Reproduce all entries precisely, down to the last character.

:::

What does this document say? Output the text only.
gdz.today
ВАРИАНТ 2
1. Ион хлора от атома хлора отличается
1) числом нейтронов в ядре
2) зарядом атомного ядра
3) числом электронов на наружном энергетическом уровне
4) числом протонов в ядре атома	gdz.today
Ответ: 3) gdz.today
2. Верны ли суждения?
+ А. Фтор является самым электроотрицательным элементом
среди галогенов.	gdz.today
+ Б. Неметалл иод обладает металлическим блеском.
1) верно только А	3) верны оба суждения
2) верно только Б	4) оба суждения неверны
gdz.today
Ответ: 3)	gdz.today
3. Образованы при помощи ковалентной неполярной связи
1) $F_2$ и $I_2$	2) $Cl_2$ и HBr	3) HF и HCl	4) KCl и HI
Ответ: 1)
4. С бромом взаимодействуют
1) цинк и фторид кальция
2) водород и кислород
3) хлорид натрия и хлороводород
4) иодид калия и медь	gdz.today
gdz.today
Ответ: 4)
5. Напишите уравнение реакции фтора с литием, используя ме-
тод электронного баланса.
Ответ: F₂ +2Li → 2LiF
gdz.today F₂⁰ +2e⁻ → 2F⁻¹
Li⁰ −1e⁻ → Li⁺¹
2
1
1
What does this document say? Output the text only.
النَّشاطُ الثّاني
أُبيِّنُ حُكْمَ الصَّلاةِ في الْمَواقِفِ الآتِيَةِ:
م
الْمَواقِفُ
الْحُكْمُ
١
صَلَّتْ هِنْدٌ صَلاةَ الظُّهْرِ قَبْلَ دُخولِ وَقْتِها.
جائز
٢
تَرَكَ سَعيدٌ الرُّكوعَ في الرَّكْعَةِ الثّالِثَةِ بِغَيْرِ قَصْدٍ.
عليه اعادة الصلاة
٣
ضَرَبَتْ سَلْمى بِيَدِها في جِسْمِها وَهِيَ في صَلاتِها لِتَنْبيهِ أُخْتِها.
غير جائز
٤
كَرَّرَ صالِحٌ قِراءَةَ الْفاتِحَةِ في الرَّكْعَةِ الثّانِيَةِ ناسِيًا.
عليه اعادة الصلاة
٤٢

:::

→ CORRECT RESULT
What does this document say? Output the text only.
gdz.today
ВАРИАНТ 2
1. Ион хлора от атома хлора отличается
1) числом нейтронов в ядре
2) зарядом атомного ядра
3) числом электронов на наружном энергетическом уровне
4) числом протонов в ядре атома	gdz.today
Ответ: 3) gdz.today
2. Верны ли суждения?
+ А. Фтор является самым электроотрицательным элементом
среди галогенов.	gdz.today
+ Б. Неметалл иод обладает металлическим блеском.
1) верно только А	3) верны оба суждения
2) верно только Б	4) оба суждения неверны
gdz.today
Ответ: 3)	gdz.today
3. Образованы при помощи ковалентной неполярной связи
1) $F_2$ и $I_2$	2) $Cl_2$ и HBr	3) HF и HCl	4) KCl и HI
Ответ: 1)
4. С бромом взаимодействуют
1) цинк и фторид кальция
2) водород и кислород
3) хлорид натрия и хлороводород
4) иодид калия и медь	gdz.today
gdz.today
Ответ: 4)
5. Напишите уравнение реакции фтора с литием, используя ме-
тод электронного баланса.
Ответ: F₂ +2Li → 2LiF
gdz.today F₂⁰ +2e⁻ → 2F⁻¹
Li⁰ −1e⁻ → Li⁺¹
2
1
1
What does this document say? Output the text only.
النَّشاطُ الثّاني
أُبيِّنُ حُكْمَ الصَّلاةِ في الْمَواقِفِ الآتِيَةِ:
م
الْمَواقِفُ
الْحُكْمُ
١
صَلَّتْ هِنْدٌ صَلاةَ الظُّهْرِ قَبْلَ دُخولِ وَقْتِها.
جائز
٢
تَرَكَ سَعيدٌ الرُّكوعَ في الرَّكْعَةِ الثّالِثَةِ بِغَيْرِ قَصْدٍ.
عليه اعادة الصلاة
٣
ضَرَبَتْ سَلْمى بِيَدِها في جِسْمِها وَهِيَ في صَلاتِها لِتَنْبيهِ أُخْتِها.
غير جائز
٤
كَرَّرَ صالِحٌ قِراءَةَ الْفاتِحَةِ في الرَّكْعَةِ الثّانِيَةِ ناسِيًا.
عليه اعادة الصلاة
٤٢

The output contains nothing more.